- _Work required_
Which lines hold the word "Arizona"? Copy each of them.

○ ○ ○

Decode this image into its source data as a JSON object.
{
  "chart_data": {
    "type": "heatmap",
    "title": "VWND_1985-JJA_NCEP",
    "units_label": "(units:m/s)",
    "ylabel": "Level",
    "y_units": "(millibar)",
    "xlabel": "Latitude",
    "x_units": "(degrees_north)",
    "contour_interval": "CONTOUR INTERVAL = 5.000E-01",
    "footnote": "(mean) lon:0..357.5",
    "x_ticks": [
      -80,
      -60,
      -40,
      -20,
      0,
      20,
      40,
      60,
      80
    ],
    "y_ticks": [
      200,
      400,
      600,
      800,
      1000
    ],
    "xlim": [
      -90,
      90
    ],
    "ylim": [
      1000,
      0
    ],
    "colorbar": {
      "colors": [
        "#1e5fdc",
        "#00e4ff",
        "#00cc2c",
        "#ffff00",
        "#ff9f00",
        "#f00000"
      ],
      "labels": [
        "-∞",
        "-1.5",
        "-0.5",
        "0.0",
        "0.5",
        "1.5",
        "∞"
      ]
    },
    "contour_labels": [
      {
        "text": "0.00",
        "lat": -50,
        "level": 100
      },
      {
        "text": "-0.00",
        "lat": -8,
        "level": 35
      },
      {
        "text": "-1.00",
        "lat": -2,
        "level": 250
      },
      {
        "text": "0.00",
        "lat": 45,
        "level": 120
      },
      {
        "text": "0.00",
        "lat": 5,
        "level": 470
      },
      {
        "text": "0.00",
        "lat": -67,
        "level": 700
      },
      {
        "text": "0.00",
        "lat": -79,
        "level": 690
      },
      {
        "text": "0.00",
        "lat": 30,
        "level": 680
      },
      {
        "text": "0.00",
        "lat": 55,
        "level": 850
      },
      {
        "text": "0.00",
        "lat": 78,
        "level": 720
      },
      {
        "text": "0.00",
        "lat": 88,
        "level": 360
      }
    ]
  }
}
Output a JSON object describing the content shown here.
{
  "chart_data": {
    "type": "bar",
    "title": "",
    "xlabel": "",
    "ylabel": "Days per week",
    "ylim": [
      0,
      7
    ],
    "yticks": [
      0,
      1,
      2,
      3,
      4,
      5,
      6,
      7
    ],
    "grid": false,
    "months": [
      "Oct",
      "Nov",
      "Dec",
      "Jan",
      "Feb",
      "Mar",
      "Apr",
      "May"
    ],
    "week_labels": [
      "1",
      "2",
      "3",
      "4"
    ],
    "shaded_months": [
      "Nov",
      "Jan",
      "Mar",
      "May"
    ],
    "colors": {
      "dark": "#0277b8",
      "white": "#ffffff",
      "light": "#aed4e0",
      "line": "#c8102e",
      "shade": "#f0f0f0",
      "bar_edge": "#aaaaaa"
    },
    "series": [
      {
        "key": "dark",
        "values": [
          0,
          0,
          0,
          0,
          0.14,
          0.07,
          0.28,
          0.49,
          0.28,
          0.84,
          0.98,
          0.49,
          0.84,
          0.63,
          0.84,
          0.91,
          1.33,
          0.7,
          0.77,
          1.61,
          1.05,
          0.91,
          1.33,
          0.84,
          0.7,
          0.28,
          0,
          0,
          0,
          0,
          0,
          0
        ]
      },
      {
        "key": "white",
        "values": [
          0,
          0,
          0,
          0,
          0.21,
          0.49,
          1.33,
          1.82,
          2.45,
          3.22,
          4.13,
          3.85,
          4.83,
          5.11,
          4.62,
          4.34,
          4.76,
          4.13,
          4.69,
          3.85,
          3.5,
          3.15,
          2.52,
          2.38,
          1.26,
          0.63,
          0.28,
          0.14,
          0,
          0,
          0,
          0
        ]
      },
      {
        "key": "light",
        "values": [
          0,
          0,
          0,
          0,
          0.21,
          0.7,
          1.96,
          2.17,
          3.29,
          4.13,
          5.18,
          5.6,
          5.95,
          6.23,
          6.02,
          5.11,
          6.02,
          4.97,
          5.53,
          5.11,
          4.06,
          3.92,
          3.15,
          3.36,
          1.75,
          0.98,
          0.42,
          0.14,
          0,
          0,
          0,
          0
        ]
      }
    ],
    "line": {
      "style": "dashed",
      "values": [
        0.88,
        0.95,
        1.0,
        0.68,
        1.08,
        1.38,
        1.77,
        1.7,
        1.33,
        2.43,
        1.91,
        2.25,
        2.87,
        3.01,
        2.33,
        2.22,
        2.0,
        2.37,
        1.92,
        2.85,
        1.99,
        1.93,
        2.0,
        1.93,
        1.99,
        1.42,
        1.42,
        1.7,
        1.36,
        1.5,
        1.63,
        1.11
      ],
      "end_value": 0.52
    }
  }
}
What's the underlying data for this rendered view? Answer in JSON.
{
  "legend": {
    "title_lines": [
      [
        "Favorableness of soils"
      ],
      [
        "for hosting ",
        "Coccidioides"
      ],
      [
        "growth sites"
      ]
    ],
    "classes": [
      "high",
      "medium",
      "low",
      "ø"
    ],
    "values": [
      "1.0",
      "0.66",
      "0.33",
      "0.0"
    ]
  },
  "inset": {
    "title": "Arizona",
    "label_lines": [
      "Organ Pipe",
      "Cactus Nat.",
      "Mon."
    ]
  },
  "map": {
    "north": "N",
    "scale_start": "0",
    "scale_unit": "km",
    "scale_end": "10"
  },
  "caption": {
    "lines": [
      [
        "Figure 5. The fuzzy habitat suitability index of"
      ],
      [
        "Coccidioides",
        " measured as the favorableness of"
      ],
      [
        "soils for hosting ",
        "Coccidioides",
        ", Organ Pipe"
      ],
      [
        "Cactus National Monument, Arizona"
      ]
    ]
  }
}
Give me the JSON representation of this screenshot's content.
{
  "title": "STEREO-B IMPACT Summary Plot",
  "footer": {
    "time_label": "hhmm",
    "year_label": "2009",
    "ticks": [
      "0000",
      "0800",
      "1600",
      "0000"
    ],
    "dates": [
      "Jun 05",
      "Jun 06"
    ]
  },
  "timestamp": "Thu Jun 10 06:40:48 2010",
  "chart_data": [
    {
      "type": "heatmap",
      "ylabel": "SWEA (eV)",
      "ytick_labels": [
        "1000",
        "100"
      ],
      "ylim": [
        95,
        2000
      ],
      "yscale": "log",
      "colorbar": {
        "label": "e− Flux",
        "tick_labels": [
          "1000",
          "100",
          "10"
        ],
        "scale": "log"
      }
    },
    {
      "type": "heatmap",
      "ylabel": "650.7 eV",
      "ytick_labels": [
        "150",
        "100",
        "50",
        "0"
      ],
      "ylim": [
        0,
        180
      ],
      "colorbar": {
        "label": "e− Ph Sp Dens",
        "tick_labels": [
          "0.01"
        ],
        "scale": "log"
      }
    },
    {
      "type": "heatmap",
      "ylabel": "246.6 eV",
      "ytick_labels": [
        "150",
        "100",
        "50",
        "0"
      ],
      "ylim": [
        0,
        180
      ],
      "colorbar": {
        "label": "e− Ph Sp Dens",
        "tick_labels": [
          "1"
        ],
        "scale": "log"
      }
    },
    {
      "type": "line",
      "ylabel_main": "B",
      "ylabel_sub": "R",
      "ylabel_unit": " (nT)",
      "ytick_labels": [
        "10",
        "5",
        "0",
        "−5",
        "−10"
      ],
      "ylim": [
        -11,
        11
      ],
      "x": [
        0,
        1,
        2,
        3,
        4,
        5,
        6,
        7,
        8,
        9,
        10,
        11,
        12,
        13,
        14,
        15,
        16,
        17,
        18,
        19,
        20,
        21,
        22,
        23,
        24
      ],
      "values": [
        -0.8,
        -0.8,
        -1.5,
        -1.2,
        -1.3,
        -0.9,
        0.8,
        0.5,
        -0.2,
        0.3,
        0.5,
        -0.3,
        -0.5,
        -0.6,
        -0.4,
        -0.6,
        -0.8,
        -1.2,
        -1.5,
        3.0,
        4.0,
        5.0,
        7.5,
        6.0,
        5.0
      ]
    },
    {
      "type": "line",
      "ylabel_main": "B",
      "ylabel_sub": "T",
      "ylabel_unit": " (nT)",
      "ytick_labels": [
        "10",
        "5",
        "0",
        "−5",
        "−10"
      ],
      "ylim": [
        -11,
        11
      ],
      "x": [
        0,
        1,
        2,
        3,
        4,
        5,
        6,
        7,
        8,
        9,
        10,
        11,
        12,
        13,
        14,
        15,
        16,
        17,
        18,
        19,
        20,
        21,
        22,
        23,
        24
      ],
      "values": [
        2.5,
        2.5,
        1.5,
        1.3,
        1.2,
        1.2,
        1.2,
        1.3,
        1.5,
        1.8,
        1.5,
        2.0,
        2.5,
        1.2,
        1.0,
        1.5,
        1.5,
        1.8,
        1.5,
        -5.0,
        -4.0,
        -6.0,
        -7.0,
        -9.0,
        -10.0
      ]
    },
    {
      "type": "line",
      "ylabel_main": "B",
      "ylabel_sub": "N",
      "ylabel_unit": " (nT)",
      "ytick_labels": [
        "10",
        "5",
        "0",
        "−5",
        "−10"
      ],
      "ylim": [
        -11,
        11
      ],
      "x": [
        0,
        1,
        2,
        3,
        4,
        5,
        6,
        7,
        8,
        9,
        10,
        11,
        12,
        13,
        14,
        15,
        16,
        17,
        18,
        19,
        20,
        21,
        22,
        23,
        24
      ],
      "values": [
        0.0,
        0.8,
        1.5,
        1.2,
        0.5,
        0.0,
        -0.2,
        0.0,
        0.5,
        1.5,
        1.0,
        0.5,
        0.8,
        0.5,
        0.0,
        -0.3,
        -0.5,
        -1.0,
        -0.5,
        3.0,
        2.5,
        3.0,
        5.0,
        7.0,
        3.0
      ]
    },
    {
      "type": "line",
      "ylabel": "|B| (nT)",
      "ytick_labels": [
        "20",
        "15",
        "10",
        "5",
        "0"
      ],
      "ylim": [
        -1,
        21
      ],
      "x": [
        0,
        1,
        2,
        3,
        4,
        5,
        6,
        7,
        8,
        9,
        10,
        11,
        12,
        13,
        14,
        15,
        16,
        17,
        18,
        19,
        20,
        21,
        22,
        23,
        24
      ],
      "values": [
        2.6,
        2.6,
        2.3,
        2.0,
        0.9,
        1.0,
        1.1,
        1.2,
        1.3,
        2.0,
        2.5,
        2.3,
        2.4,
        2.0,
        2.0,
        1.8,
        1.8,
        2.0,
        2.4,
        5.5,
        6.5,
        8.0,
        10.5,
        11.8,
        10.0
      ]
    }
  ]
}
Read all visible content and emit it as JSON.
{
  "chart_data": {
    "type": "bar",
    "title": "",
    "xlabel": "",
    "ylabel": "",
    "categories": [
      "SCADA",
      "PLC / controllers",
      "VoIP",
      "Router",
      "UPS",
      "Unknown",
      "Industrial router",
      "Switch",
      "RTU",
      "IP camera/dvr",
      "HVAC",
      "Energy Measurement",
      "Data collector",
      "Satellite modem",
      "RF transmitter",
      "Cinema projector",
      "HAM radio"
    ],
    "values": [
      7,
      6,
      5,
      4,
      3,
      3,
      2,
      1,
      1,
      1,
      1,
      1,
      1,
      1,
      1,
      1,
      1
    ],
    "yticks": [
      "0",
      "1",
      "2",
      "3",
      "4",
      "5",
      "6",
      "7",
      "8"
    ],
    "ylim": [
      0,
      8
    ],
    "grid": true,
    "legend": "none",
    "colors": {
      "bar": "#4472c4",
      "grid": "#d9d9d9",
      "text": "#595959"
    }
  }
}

○ ○ ○

- _Solution below_
    "title": "Arizona",
        "Cactus National Monument, Arizona"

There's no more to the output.